Stored entries:
####################

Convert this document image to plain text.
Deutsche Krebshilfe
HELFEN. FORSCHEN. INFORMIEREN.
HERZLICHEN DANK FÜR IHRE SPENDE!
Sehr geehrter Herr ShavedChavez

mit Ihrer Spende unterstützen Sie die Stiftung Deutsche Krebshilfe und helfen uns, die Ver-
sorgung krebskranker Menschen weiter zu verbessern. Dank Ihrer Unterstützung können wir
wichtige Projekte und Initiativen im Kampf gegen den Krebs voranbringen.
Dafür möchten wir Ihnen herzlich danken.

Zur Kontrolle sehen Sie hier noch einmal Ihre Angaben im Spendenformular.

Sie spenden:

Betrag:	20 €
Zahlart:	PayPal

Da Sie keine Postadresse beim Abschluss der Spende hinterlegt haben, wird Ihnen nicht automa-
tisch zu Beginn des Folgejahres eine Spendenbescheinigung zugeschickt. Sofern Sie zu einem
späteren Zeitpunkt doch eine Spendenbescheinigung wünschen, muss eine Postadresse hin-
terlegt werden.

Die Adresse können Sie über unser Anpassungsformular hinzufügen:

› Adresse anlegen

####################

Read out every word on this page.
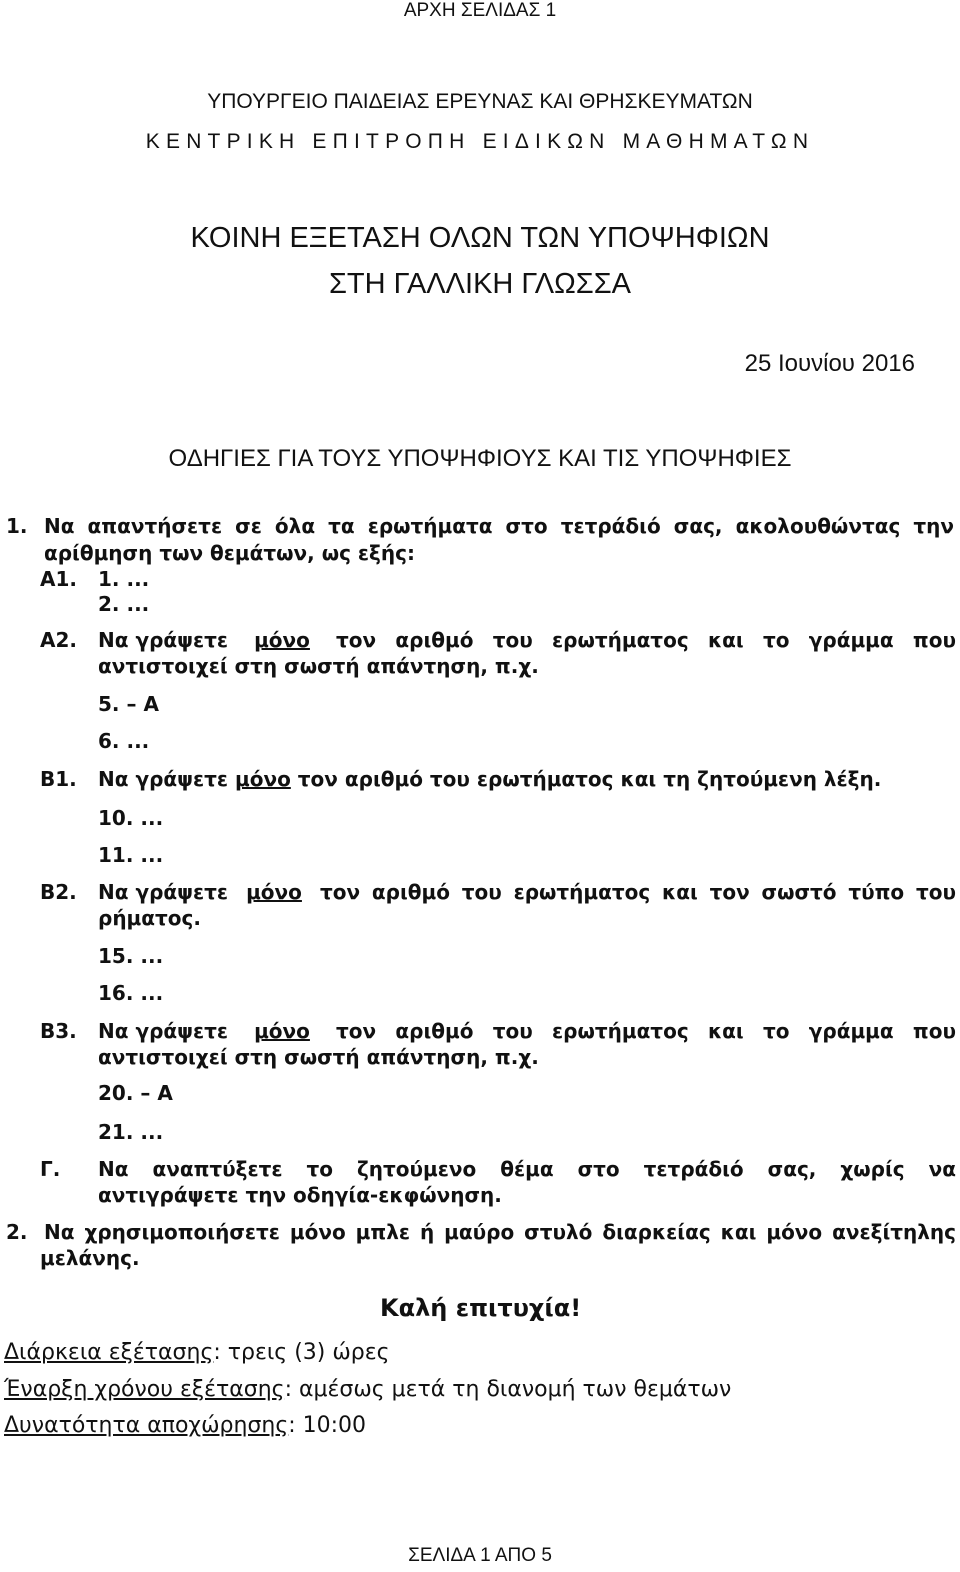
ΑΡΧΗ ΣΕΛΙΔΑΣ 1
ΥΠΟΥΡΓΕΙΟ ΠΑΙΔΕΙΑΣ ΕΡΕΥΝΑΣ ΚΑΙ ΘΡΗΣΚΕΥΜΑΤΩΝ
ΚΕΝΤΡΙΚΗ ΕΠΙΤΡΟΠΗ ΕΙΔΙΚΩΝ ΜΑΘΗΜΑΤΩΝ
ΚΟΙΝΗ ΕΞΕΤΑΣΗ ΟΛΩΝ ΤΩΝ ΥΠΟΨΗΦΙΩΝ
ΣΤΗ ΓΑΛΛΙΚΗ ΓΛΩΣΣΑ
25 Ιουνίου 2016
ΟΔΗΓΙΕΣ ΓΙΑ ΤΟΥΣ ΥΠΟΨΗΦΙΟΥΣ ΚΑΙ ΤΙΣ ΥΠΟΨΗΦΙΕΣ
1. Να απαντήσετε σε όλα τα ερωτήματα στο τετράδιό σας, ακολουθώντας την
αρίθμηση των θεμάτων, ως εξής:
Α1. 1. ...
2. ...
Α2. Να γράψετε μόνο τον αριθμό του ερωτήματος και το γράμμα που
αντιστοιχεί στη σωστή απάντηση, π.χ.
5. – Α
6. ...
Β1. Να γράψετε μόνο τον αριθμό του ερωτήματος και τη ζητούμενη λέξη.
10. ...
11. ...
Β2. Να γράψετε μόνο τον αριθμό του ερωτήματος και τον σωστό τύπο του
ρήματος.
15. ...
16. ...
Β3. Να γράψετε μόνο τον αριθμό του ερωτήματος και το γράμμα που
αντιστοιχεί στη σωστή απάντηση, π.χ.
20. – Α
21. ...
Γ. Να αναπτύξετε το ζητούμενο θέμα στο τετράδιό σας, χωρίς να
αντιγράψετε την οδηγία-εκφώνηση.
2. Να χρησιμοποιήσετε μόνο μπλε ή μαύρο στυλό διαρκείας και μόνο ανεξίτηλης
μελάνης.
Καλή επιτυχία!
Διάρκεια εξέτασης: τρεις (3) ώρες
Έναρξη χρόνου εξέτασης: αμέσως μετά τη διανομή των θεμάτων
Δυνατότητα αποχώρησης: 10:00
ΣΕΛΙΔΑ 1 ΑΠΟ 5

####################

▶ [Exercise task]: Scan the listing above. Gather each line that contains the word "εξέτασης".

▶ [Complete answer]:
Διάρκεια εξέτασης: τρεις (3) ώρες
Έναρξη χρόνου εξέτασης: αμέσως μετά τη διανομή των θεμάτων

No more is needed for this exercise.